**TASK OBJECTIVE:** Give every entry again, word for word.

-------- RECORD EXCERPTS --------

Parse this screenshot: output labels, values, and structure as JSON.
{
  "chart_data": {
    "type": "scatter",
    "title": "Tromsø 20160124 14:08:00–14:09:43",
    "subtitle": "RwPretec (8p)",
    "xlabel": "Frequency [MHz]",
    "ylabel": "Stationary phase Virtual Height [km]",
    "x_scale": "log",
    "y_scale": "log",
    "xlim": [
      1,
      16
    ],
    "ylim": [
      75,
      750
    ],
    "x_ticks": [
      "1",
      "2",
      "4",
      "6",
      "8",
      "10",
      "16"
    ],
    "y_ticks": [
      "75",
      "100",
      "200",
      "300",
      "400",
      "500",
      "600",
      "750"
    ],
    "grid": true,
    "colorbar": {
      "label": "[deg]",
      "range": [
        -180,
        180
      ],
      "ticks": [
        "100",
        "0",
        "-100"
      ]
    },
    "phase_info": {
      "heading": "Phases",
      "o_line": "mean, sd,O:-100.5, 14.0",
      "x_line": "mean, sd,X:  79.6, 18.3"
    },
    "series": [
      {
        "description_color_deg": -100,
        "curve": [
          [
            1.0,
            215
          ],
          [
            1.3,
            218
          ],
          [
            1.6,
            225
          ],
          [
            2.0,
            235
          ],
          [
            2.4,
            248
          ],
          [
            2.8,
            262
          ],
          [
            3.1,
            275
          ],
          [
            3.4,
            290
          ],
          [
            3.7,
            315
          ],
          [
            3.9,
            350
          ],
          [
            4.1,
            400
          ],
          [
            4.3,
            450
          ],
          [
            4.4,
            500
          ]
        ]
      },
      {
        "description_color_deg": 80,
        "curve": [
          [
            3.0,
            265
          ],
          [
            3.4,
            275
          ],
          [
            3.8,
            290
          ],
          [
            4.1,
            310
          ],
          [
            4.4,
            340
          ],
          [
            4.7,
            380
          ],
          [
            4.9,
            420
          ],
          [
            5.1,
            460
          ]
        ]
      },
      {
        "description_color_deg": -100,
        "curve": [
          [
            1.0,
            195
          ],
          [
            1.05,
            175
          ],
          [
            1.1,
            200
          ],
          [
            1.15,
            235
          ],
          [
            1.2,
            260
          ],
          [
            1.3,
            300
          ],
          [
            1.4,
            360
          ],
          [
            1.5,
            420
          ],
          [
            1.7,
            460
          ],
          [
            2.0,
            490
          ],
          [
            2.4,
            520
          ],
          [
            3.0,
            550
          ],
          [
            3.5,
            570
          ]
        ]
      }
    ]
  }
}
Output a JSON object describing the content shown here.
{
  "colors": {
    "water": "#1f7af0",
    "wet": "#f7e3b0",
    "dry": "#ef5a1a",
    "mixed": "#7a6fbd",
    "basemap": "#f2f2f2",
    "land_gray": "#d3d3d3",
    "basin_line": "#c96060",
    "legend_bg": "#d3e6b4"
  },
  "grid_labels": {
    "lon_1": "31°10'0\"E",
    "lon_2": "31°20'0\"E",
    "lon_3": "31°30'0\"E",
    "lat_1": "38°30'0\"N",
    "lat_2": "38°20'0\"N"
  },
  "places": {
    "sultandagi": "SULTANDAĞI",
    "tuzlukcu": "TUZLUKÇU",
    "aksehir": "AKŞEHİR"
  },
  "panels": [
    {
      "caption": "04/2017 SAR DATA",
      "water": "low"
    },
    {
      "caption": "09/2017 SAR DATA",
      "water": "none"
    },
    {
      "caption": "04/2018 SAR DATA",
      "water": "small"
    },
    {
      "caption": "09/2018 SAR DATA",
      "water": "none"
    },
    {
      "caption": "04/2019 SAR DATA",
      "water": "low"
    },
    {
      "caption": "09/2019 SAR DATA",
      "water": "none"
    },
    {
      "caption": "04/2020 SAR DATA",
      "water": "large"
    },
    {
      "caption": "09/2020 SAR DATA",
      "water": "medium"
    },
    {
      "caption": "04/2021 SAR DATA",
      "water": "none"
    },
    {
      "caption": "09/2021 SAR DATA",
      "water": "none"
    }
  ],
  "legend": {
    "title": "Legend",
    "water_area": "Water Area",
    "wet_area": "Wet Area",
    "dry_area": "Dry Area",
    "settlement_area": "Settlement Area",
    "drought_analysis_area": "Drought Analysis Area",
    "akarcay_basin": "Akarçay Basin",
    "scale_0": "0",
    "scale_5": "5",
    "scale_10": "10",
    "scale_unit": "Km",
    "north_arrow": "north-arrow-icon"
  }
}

--------

**WRITTEN RESPONSE:**
Parse this screenshot: output labels, values, and structure as JSON.
{
  "chart_data": {
    "type": "scatter",
    "title": "Tromsø 20160124 14:08:00–14:09:43",
    "subtitle": "RwPretec (8p)",
    "xlabel": "Frequency [MHz]",
    "ylabel": "Stationary phase Virtual Height [km]",
    "x_scale": "log",
    "y_scale": "log",
    "xlim": [
      1,
      16
    ],
    "ylim": [
      75,
      750
    ],
    "x_ticks": [
      "1",
      "2",
      "4",
      "6",
      "8",
      "10",
      "16"
    ],
    "y_ticks": [
      "75",
      "100",
      "200",
      "300",
      "400",
      "500",
      "600",
      "750"
    ],
    "grid": true,
    "colorbar": {
      "label": "[deg]",
      "range": [
        -180,
        180
      ],
      "ticks": [
        "100",
        "0",
        "-100"
      ]
    },
    "phase_info": {
      "heading": "Phases",
      "o_line": "mean, sd,O:-100.5, 14.0",
      "x_line": "mean, sd,X:  79.6, 18.3"
    },
    "series": [
      {
        "description_color_deg": -100,
        "curve": [
          [
            1.0,
            215
          ],
          [
            1.3,
            218
          ],
          [
            1.6,
            225
          ],
          [
            2.0,
            235
          ],
          [
            2.4,
            248
          ],
          [
            2.8,
            262
          ],
          [
            3.1,
            275
          ],
          [
            3.4,
            290
          ],
          [
            3.7,
            315
          ],
          [
            3.9,
            350
          ],
          [
            4.1,
            400
          ],
          [
            4.3,
            450
          ],
          [
            4.4,
            500
          ]
        ]
      },
      {
        "description_color_deg": 80,
        "curve": [
          [
            3.0,
            265
          ],
          [
            3.4,
            275
          ],
          [
            3.8,
            290
          ],
          [
            4.1,
            310
          ],
          [
            4.4,
            340
          ],
          [
            4.7,
            380
          ],
          [
            4.9,
            420
          ],
          [
            5.1,
            460
          ]
        ]
      },
      {
        "description_color_deg": -100,
        "curve": [
          [
            1.0,
            195
          ],
          [
            1.05,
            175
          ],
          [
            1.1,
            200
          ],
          [
            1.15,
            235
          ],
          [
            1.2,
            260
          ],
          [
            1.3,
            300
          ],
          [
            1.4,
            360
          ],
          [
            1.5,
            420
          ],
          [
            1.7,
            460
          ],
          [
            2.0,
            490
          ],
          [
            2.4,
            520
          ],
          [
            3.0,
            550
          ],
          [
            3.5,
            570
          ]
        ]
      }
    ]
  }
}
Output a JSON object describing the content shown here.
{
  "colors": {
    "water": "#1f7af0",
    "wet": "#f7e3b0",
    "dry": "#ef5a1a",
    "mixed": "#7a6fbd",
    "basemap": "#f2f2f2",
    "land_gray": "#d3d3d3",
    "basin_line": "#c96060",
    "legend_bg": "#d3e6b4"
  },
  "grid_labels": {
    "lon_1": "31°10'0\"E",
    "lon_2": "31°20'0\"E",
    "lon_3": "31°30'0\"E",
    "lat_1": "38°30'0\"N",
    "lat_2": "38°20'0\"N"
  },
  "places": {
    "sultandagi": "SULTANDAĞI",
    "tuzlukcu": "TUZLUKÇU",
    "aksehir": "AKŞEHİR"
  },
  "panels": [
    {
      "caption": "04/2017 SAR DATA",
      "water": "low"
    },
    {
      "caption": "09/2017 SAR DATA",
      "water": "none"
    },
    {
      "caption": "04/2018 SAR DATA",
      "water": "small"
    },
    {
      "caption": "09/2018 SAR DATA",
      "water": "none"
    },
    {
      "caption": "04/2019 SAR DATA",
      "water": "low"
    },
    {
      "caption": "09/2019 SAR DATA",
      "water": "none"
    },
    {
      "caption": "04/2020 SAR DATA",
      "water": "large"
    },
    {
      "caption": "09/2020 SAR DATA",
      "water": "medium"
    },
    {
      "caption": "04/2021 SAR DATA",
      "water": "none"
    },
    {
      "caption": "09/2021 SAR DATA",
      "water": "none"
    }
  ],
  "legend": {
    "title": "Legend",
    "water_area": "Water Area",
    "wet_area": "Wet Area",
    "dry_area": "Dry Area",
    "settlement_area": "Settlement Area",
    "drought_analysis_area": "Drought Analysis Area",
    "akarcay_basin": "Akarçay Basin",
    "scale_0": "0",
    "scale_5": "5",
    "scale_10": "10",
    "scale_unit": "Km",
    "north_arrow": "north-arrow-icon"
  }
}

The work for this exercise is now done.